__WHAT YOU ARE ASKED TO DO__.
Omit every image, and transcribe the remaining entries exactly as given.

================

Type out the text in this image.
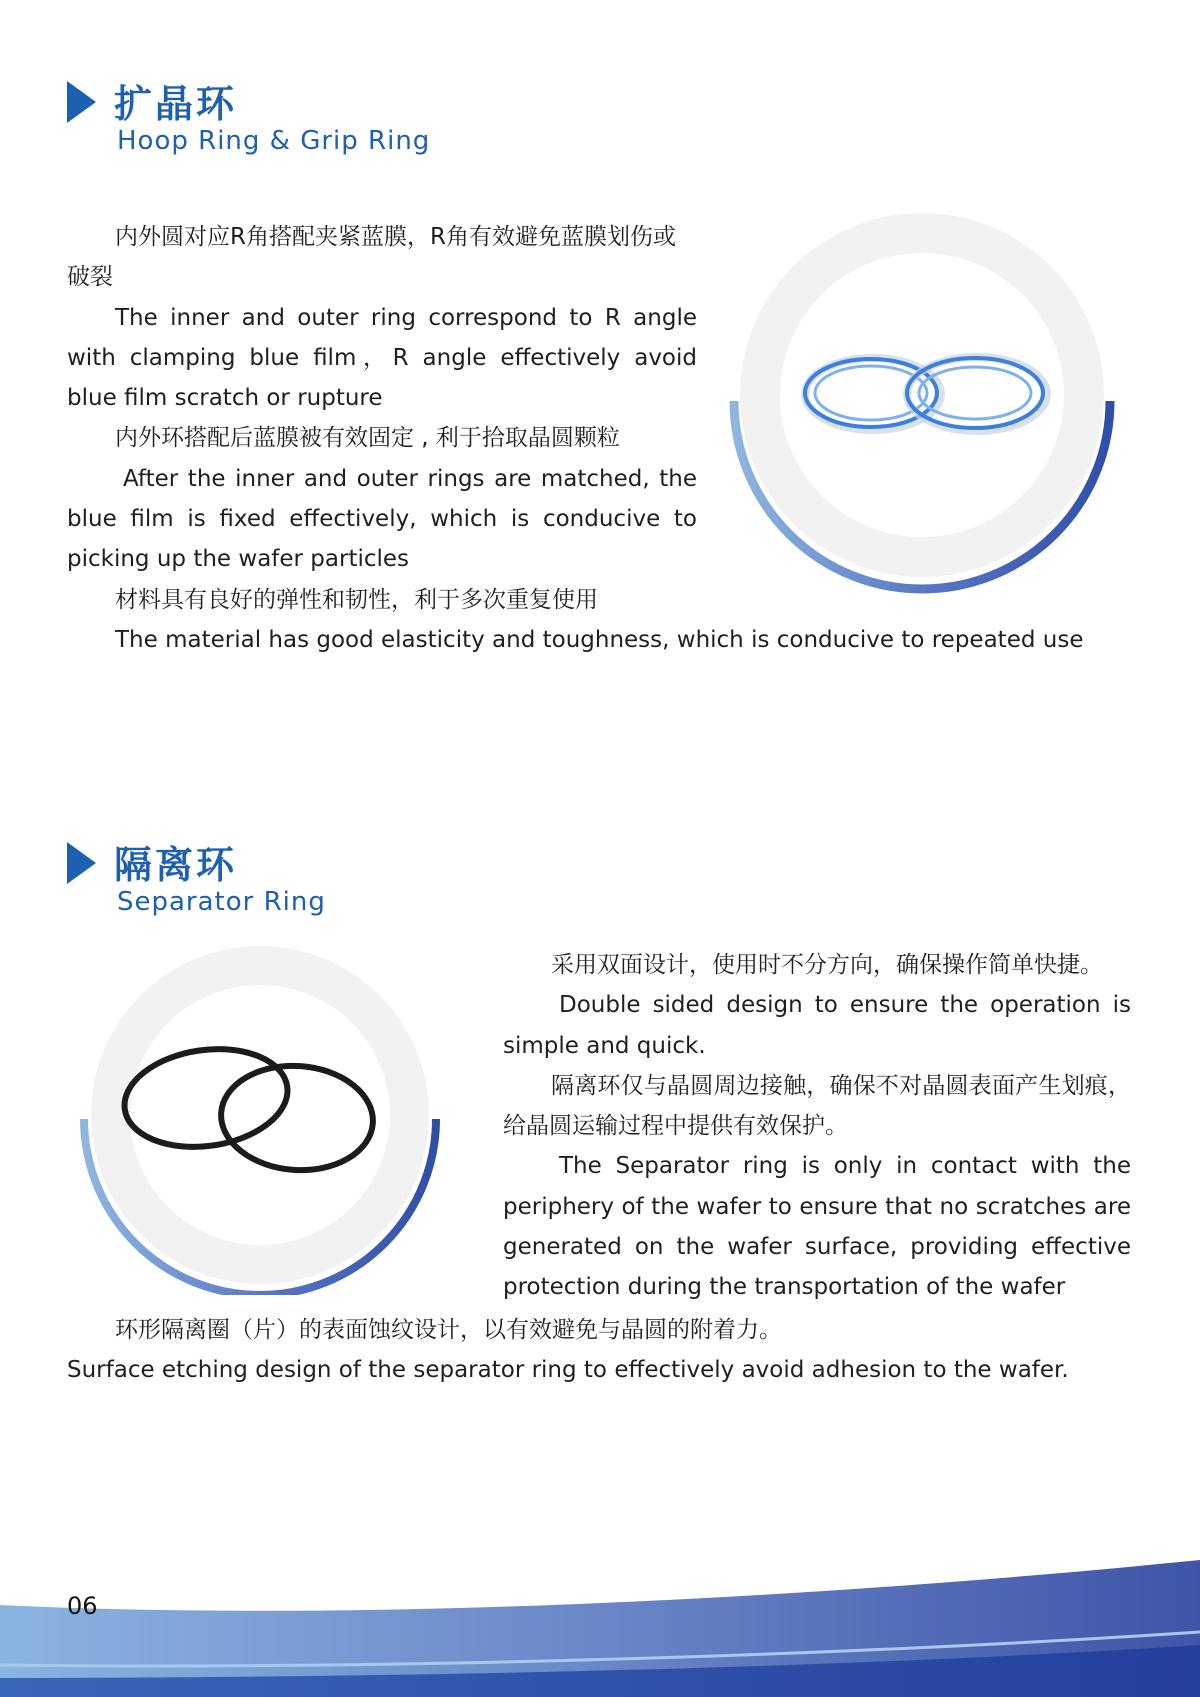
扩晶环
Hoop Ring & Grip Ring

内外圆对应R角搭配夹紧蓝膜，R角有效避免蓝膜划伤或破裂

The inner and outer ring correspond to R angle with clamping blue film，R angle effectively avoid blue film scratch or rupture

内外环搭配后蓝膜被有效固定 , 利于拾取晶圆颗粒

After the inner and outer rings are matched, the blue film is fixed effectively, which is conducive to picking up the wafer particles

材料具有良好的弹性和韧性，利于多次重复使用

The material has good elasticity and toughness, which is conducive to repeated use

隔离环
Separator Ring

采用双面设计，使用时不分方向，确保操作简单快捷。

Double sided design to ensure the operation is simple and quick.

隔离环仅与晶圆周边接触，确保不对晶圆表面产生划痕，给晶圆运输过程中提供有效保护。

The Separator ring is only in contact with the periphery of the wafer to ensure that no scratches are generated on the wafer surface, providing effective protection during the transportation of the wafer

环形隔离圈（片）的表面蚀纹设计，以有效避免与晶圆的附着力。

Surface etching design of the separator ring to effectively avoid adhesion to the wafer.

06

================

__SOLUTION TO THIS TASK__.
Type out the text in this image.
扩晶环
Hoop Ring & Grip Ring

内外圆对应R角搭配夹紧蓝膜，R角有效避免蓝膜划伤或破裂

The inner and outer ring correspond to R angle with clamping blue film，R angle effectively avoid blue film scratch or rupture

内外环搭配后蓝膜被有效固定 , 利于拾取晶圆颗粒

After the inner and outer rings are matched, the blue film is fixed effectively, which is conducive to picking up the wafer particles

材料具有良好的弹性和韧性，利于多次重复使用

The material has good elasticity and toughness, which is conducive to repeated use

隔离环
Separator Ring

采用双面设计，使用时不分方向，确保操作简单快捷。

Double sided design to ensure the operation is simple and quick.

隔离环仅与晶圆周边接触，确保不对晶圆表面产生划痕，给晶圆运输过程中提供有效保护。

The Separator ring is only in contact with the periphery of the wafer to ensure that no scratches are generated on the wafer surface, providing effective protection during the transportation of the wafer

环形隔离圈（片）的表面蚀纹设计，以有效避免与晶圆的附着力。

Surface etching design of the separator ring to effectively avoid adhesion to the wafer.

06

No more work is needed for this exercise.